Work to complete: Return the material exactly as supplied, apart from the pictures, which are omitted.

Listed records:
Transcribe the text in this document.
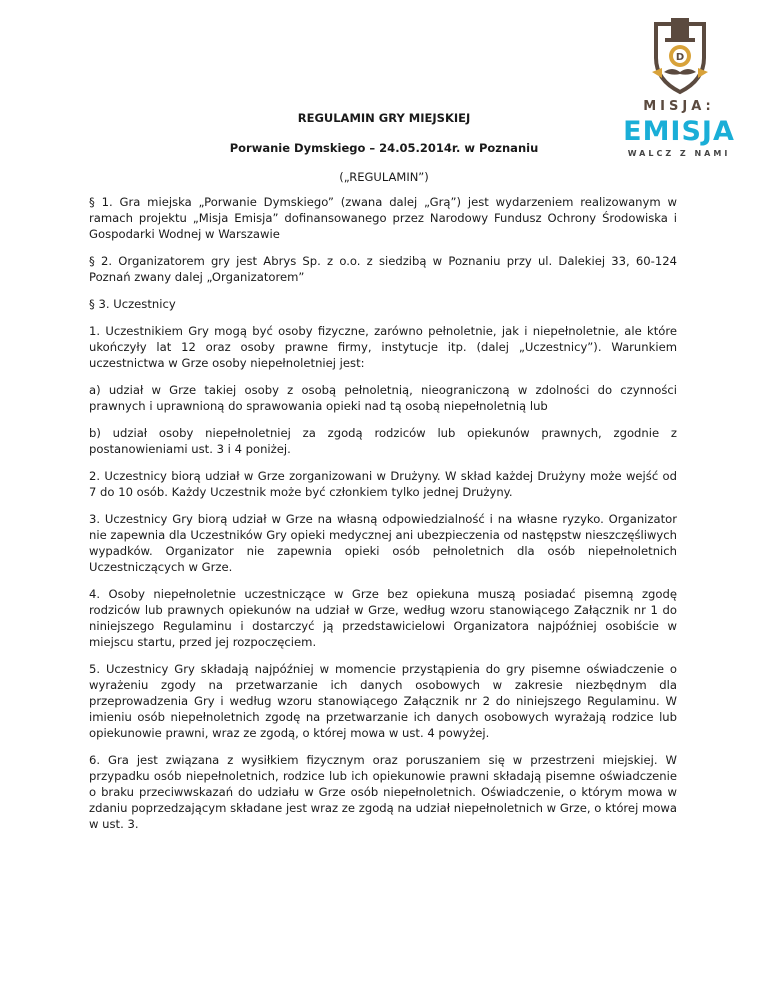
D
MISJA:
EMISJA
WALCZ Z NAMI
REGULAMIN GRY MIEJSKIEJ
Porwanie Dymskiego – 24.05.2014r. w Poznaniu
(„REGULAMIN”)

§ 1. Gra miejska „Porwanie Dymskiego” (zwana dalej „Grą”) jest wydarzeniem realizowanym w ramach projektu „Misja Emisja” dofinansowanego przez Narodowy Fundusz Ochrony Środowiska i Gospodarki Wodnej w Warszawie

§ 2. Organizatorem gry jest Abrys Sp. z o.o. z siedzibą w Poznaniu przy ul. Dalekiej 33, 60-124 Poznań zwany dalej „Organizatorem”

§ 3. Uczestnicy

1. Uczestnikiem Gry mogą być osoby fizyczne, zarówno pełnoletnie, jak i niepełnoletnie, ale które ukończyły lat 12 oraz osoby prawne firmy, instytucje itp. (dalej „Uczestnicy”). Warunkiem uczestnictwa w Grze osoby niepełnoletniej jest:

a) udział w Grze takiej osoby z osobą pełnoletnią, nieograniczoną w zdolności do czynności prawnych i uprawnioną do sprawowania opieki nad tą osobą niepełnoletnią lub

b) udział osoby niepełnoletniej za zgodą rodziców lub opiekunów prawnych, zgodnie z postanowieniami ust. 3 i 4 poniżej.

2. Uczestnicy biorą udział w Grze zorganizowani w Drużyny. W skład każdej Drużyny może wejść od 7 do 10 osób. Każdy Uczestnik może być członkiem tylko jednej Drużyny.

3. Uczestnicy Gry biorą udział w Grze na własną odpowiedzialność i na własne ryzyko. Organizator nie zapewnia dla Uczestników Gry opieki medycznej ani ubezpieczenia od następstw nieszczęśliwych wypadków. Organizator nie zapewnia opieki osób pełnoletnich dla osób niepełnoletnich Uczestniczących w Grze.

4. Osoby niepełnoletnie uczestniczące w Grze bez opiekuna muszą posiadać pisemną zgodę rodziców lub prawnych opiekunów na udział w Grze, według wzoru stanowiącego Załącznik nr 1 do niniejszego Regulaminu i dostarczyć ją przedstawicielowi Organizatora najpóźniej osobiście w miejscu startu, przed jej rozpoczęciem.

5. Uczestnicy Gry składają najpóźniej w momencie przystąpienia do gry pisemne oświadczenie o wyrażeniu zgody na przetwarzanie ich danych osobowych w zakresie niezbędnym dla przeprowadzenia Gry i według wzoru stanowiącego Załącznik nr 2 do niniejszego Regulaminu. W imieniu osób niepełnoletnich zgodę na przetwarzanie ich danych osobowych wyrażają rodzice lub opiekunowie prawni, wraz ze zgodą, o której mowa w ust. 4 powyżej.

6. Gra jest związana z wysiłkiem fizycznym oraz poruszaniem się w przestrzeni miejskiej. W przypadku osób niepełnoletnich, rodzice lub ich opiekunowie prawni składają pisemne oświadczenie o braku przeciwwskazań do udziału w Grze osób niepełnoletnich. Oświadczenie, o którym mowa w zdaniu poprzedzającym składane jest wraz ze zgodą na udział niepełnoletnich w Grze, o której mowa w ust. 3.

Result of the task:
Transcribe the text in this document.
D
MISJA:
EMISJA
WALCZ Z NAMI
REGULAMIN GRY MIEJSKIEJ
Porwanie Dymskiego – 24.05.2014r. w Poznaniu
(„REGULAMIN”)

§ 1. Gra miejska „Porwanie Dymskiego” (zwana dalej „Grą”) jest wydarzeniem realizowanym w ramach projektu „Misja Emisja” dofinansowanego przez Narodowy Fundusz Ochrony Środowiska i Gospodarki Wodnej w Warszawie

§ 2. Organizatorem gry jest Abrys Sp. z o.o. z siedzibą w Poznaniu przy ul. Dalekiej 33, 60-124 Poznań zwany dalej „Organizatorem”

§ 3. Uczestnicy

1. Uczestnikiem Gry mogą być osoby fizyczne, zarówno pełnoletnie, jak i niepełnoletnie, ale które ukończyły lat 12 oraz osoby prawne firmy, instytucje itp. (dalej „Uczestnicy”). Warunkiem uczestnictwa w Grze osoby niepełnoletniej jest:

a) udział w Grze takiej osoby z osobą pełnoletnią, nieograniczoną w zdolności do czynności prawnych i uprawnioną do sprawowania opieki nad tą osobą niepełnoletnią lub

b) udział osoby niepełnoletniej za zgodą rodziców lub opiekunów prawnych, zgodnie z postanowieniami ust. 3 i 4 poniżej.

2. Uczestnicy biorą udział w Grze zorganizowani w Drużyny. W skład każdej Drużyny może wejść od 7 do 10 osób. Każdy Uczestnik może być członkiem tylko jednej Drużyny.

3. Uczestnicy Gry biorą udział w Grze na własną odpowiedzialność i na własne ryzyko. Organizator nie zapewnia dla Uczestników Gry opieki medycznej ani ubezpieczenia od następstw nieszczęśliwych wypadków. Organizator nie zapewnia opieki osób pełnoletnich dla osób niepełnoletnich Uczestniczących w Grze.

4. Osoby niepełnoletnie uczestniczące w Grze bez opiekuna muszą posiadać pisemną zgodę rodziców lub prawnych opiekunów na udział w Grze, według wzoru stanowiącego Załącznik nr 1 do niniejszego Regulaminu i dostarczyć ją przedstawicielowi Organizatora najpóźniej osobiście w miejscu startu, przed jej rozpoczęciem.

5. Uczestnicy Gry składają najpóźniej w momencie przystąpienia do gry pisemne oświadczenie o wyrażeniu zgody na przetwarzanie ich danych osobowych w zakresie niezbędnym dla przeprowadzenia Gry i według wzoru stanowiącego Załącznik nr 2 do niniejszego Regulaminu. W imieniu osób niepełnoletnich zgodę na przetwarzanie ich danych osobowych wyrażają rodzice lub opiekunowie prawni, wraz ze zgodą, o której mowa w ust. 4 powyżej.

6. Gra jest związana z wysiłkiem fizycznym oraz poruszaniem się w przestrzeni miejskiej. W przypadku osób niepełnoletnich, rodzice lub ich opiekunowie prawni składają pisemne oświadczenie o braku przeciwwskazań do udziału w Grze osób niepełnoletnich. Oświadczenie, o którym mowa w zdaniu poprzedzającym składane jest wraz ze zgodą na udział niepełnoletnich w Grze, o której mowa w ust. 3.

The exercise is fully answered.